-------- Records for processing

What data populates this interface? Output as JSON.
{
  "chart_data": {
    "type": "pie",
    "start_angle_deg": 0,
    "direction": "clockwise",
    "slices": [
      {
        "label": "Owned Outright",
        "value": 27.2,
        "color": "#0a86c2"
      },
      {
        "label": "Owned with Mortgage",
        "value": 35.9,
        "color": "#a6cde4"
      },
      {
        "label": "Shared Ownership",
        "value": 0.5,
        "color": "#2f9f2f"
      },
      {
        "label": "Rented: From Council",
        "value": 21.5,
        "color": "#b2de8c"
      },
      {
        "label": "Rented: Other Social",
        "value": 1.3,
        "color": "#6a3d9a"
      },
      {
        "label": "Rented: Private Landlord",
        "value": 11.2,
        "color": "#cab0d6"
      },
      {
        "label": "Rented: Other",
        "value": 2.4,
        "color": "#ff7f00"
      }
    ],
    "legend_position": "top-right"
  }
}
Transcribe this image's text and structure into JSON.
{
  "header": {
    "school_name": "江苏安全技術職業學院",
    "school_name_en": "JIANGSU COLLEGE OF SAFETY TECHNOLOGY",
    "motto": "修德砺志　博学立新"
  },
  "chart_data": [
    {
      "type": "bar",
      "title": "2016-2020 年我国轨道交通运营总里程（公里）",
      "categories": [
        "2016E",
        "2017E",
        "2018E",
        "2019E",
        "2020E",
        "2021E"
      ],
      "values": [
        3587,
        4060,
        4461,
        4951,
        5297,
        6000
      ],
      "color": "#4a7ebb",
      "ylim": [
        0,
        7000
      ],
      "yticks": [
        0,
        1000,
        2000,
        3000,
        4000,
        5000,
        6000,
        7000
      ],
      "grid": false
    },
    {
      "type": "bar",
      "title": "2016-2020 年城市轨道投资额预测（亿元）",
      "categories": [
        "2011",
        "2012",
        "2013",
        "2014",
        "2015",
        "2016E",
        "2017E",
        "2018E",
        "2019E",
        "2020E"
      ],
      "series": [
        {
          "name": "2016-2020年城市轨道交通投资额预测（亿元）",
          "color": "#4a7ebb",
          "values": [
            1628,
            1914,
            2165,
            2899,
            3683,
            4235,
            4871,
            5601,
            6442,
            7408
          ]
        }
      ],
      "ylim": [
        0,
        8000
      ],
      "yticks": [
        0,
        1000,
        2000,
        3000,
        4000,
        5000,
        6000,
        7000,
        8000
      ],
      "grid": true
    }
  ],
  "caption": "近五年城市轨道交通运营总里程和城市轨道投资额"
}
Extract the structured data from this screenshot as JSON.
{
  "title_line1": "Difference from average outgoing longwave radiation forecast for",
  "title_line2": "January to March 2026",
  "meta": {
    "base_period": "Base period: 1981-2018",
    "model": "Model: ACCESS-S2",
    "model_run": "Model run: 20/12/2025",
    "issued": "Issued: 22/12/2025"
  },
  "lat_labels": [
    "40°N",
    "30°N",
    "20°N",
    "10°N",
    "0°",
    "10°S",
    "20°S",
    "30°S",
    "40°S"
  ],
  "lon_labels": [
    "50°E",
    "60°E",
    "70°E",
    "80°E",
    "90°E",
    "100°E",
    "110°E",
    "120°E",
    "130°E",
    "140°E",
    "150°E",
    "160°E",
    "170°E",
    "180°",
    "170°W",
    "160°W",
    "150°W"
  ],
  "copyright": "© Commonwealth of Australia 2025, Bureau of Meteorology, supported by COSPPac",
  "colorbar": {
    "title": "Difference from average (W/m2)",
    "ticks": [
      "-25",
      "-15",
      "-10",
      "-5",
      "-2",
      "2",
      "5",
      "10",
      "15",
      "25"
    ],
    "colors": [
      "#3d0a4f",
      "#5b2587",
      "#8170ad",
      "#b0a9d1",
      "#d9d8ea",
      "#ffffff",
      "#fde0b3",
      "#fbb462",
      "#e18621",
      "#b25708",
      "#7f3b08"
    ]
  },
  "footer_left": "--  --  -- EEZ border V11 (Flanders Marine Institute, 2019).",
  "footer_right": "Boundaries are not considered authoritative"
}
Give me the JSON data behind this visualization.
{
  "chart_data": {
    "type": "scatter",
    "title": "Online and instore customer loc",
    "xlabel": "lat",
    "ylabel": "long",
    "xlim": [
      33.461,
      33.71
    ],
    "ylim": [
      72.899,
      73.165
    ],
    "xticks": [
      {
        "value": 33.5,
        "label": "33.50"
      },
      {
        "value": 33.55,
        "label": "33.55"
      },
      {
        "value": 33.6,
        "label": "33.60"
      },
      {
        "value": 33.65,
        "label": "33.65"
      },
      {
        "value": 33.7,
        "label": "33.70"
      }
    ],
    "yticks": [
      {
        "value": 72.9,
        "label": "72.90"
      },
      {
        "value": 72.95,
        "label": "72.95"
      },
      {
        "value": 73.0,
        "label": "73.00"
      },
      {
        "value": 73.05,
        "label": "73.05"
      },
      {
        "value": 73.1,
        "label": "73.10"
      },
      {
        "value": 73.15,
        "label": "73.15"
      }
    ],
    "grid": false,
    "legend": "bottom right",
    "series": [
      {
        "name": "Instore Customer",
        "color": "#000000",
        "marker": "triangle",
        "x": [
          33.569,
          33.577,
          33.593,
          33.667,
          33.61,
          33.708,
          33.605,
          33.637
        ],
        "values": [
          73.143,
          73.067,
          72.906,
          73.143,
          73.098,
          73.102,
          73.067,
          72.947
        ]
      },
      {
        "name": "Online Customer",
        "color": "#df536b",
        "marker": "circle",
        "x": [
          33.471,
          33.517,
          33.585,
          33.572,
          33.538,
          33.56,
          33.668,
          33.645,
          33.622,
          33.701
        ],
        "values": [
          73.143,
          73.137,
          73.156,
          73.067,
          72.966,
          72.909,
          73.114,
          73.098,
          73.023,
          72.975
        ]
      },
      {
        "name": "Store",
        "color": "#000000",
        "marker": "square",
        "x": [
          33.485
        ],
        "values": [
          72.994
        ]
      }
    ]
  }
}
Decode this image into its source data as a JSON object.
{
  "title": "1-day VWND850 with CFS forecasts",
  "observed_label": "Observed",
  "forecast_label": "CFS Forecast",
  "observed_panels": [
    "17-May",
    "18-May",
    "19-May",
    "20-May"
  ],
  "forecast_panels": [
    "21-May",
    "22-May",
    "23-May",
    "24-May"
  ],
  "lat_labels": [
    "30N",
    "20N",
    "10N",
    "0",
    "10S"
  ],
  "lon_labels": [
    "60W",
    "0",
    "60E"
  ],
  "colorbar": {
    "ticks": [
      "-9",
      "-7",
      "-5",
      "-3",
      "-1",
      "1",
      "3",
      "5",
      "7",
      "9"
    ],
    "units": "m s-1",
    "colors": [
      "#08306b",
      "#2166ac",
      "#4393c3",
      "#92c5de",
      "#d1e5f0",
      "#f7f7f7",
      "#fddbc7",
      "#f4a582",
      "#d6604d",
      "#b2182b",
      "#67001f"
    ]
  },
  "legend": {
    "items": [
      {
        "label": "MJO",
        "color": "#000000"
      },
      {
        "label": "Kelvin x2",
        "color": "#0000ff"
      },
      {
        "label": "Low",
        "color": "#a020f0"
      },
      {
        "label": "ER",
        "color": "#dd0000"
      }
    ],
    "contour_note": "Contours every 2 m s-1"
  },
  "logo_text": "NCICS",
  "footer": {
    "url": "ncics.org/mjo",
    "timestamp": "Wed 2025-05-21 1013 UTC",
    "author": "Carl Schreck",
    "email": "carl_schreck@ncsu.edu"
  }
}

----------------

Aim: Write the listing out again, exactly as shown above.

Solution for this exercise:
What data populates this interface? Output as JSON.
{
  "chart_data": {
    "type": "pie",
    "start_angle_deg": 0,
    "direction": "clockwise",
    "slices": [
      {
        "label": "Owned Outright",
        "value": 27.2,
        "color": "#0a86c2"
      },
      {
        "label": "Owned with Mortgage",
        "value": 35.9,
        "color": "#a6cde4"
      },
      {
        "label": "Shared Ownership",
        "value": 0.5,
        "color": "#2f9f2f"
      },
      {
        "label": "Rented: From Council",
        "value": 21.5,
        "color": "#b2de8c"
      },
      {
        "label": "Rented: Other Social",
        "value": 1.3,
        "color": "#6a3d9a"
      },
      {
        "label": "Rented: Private Landlord",
        "value": 11.2,
        "color": "#cab0d6"
      },
      {
        "label": "Rented: Other",
        "value": 2.4,
        "color": "#ff7f00"
      }
    ],
    "legend_position": "top-right"
  }
}
Transcribe this image's text and structure into JSON.
{
  "header": {
    "school_name": "江苏安全技術職業學院",
    "school_name_en": "JIANGSU COLLEGE OF SAFETY TECHNOLOGY",
    "motto": "修德砺志　博学立新"
  },
  "chart_data": [
    {
      "type": "bar",
      "title": "2016-2020 年我国轨道交通运营总里程（公里）",
      "categories": [
        "2016E",
        "2017E",
        "2018E",
        "2019E",
        "2020E",
        "2021E"
      ],
      "values": [
        3587,
        4060,
        4461,
        4951,
        5297,
        6000
      ],
      "color": "#4a7ebb",
      "ylim": [
        0,
        7000
      ],
      "yticks": [
        0,
        1000,
        2000,
        3000,
        4000,
        5000,
        6000,
        7000
      ],
      "grid": false
    },
    {
      "type": "bar",
      "title": "2016-2020 年城市轨道投资额预测（亿元）",
      "categories": [
        "2011",
        "2012",
        "2013",
        "2014",
        "2015",
        "2016E",
        "2017E",
        "2018E",
        "2019E",
        "2020E"
      ],
      "series": [
        {
          "name": "2016-2020年城市轨道交通投资额预测（亿元）",
          "color": "#4a7ebb",
          "values": [
            1628,
            1914,
            2165,
            2899,
            3683,
            4235,
            4871,
            5601,
            6442,
            7408
          ]
        }
      ],
      "ylim": [
        0,
        8000
      ],
      "yticks": [
        0,
        1000,
        2000,
        3000,
        4000,
        5000,
        6000,
        7000,
        8000
      ],
      "grid": true
    }
  ],
  "caption": "近五年城市轨道交通运营总里程和城市轨道投资额"
}
Extract the structured data from this screenshot as JSON.
{
  "title_line1": "Difference from average outgoing longwave radiation forecast for",
  "title_line2": "January to March 2026",
  "meta": {
    "base_period": "Base period: 1981-2018",
    "model": "Model: ACCESS-S2",
    "model_run": "Model run: 20/12/2025",
    "issued": "Issued: 22/12/2025"
  },
  "lat_labels": [
    "40°N",
    "30°N",
    "20°N",
    "10°N",
    "0°",
    "10°S",
    "20°S",
    "30°S",
    "40°S"
  ],
  "lon_labels": [
    "50°E",
    "60°E",
    "70°E",
    "80°E",
    "90°E",
    "100°E",
    "110°E",
    "120°E",
    "130°E",
    "140°E",
    "150°E",
    "160°E",
    "170°E",
    "180°",
    "170°W",
    "160°W",
    "150°W"
  ],
  "copyright": "© Commonwealth of Australia 2025, Bureau of Meteorology, supported by COSPPac",
  "colorbar": {
    "title": "Difference from average (W/m2)",
    "ticks": [
      "-25",
      "-15",
      "-10",
      "-5",
      "-2",
      "2",
      "5",
      "10",
      "15",
      "25"
    ],
    "colors": [
      "#3d0a4f",
      "#5b2587",
      "#8170ad",
      "#b0a9d1",
      "#d9d8ea",
      "#ffffff",
      "#fde0b3",
      "#fbb462",
      "#e18621",
      "#b25708",
      "#7f3b08"
    ]
  },
  "footer_left": "--  --  -- EEZ border V11 (Flanders Marine Institute, 2019).",
  "footer_right": "Boundaries are not considered authoritative"
}
Give me the JSON data behind this visualization.
{
  "chart_data": {
    "type": "scatter",
    "title": "Online and instore customer loc",
    "xlabel": "lat",
    "ylabel": "long",
    "xlim": [
      33.461,
      33.71
    ],
    "ylim": [
      72.899,
      73.165
    ],
    "xticks": [
      {
        "value": 33.5,
        "label": "33.50"
      },
      {
        "value": 33.55,
        "label": "33.55"
      },
      {
        "value": 33.6,
        "label": "33.60"
      },
      {
        "value": 33.65,
        "label": "33.65"
      },
      {
        "value": 33.7,
        "label": "33.70"
      }
    ],
    "yticks": [
      {
        "value": 72.9,
        "label": "72.90"
      },
      {
        "value": 72.95,
        "label": "72.95"
      },
      {
        "value": 73.0,
        "label": "73.00"
      },
      {
        "value": 73.05,
        "label": "73.05"
      },
      {
        "value": 73.1,
        "label": "73.10"
      },
      {
        "value": 73.15,
        "label": "73.15"
      }
    ],
    "grid": false,
    "legend": "bottom right",
    "series": [
      {
        "name": "Instore Customer",
        "color": "#000000",
        "marker": "triangle",
        "x": [
          33.569,
          33.577,
          33.593,
          33.667,
          33.61,
          33.708,
          33.605,
          33.637
        ],
        "values": [
          73.143,
          73.067,
          72.906,
          73.143,
          73.098,
          73.102,
          73.067,
          72.947
        ]
      },
      {
        "name": "Online Customer",
        "color": "#df536b",
        "marker": "circle",
        "x": [
          33.471,
          33.517,
          33.585,
          33.572,
          33.538,
          33.56,
          33.668,
          33.645,
          33.622,
          33.701
        ],
        "values": [
          73.143,
          73.137,
          73.156,
          73.067,
          72.966,
          72.909,
          73.114,
          73.098,
          73.023,
          72.975
        ]
      },
      {
        "name": "Store",
        "color": "#000000",
        "marker": "square",
        "x": [
          33.485
        ],
        "values": [
          72.994
        ]
      }
    ]
  }
}
Decode this image into its source data as a JSON object.
{
  "title": "1-day VWND850 with CFS forecasts",
  "observed_label": "Observed",
  "forecast_label": "CFS Forecast",
  "observed_panels": [
    "17-May",
    "18-May",
    "19-May",
    "20-May"
  ],
  "forecast_panels": [
    "21-May",
    "22-May",
    "23-May",
    "24-May"
  ],
  "lat_labels": [
    "30N",
    "20N",
    "10N",
    "0",
    "10S"
  ],
  "lon_labels": [
    "60W",
    "0",
    "60E"
  ],
  "colorbar": {
    "ticks": [
      "-9",
      "-7",
      "-5",
      "-3",
      "-1",
      "1",
      "3",
      "5",
      "7",
      "9"
    ],
    "units": "m s-1",
    "colors": [
      "#08306b",
      "#2166ac",
      "#4393c3",
      "#92c5de",
      "#d1e5f0",
      "#f7f7f7",
      "#fddbc7",
      "#f4a582",
      "#d6604d",
      "#b2182b",
      "#67001f"
    ]
  },
  "legend": {
    "items": [
      {
        "label": "MJO",
        "color": "#000000"
      },
      {
        "label": "Kelvin x2",
        "color": "#0000ff"
      },
      {
        "label": "Low",
        "color": "#a020f0"
      },
      {
        "label": "ER",
        "color": "#dd0000"
      }
    ],
    "contour_note": "Contours every 2 m s-1"
  },
  "logo_text": "NCICS",
  "footer": {
    "url": "ncics.org/mjo",
    "timestamp": "Wed 2025-05-21 1013 UTC",
    "author": "Carl Schreck",
    "email": "carl_schreck@ncsu.edu"
  }
}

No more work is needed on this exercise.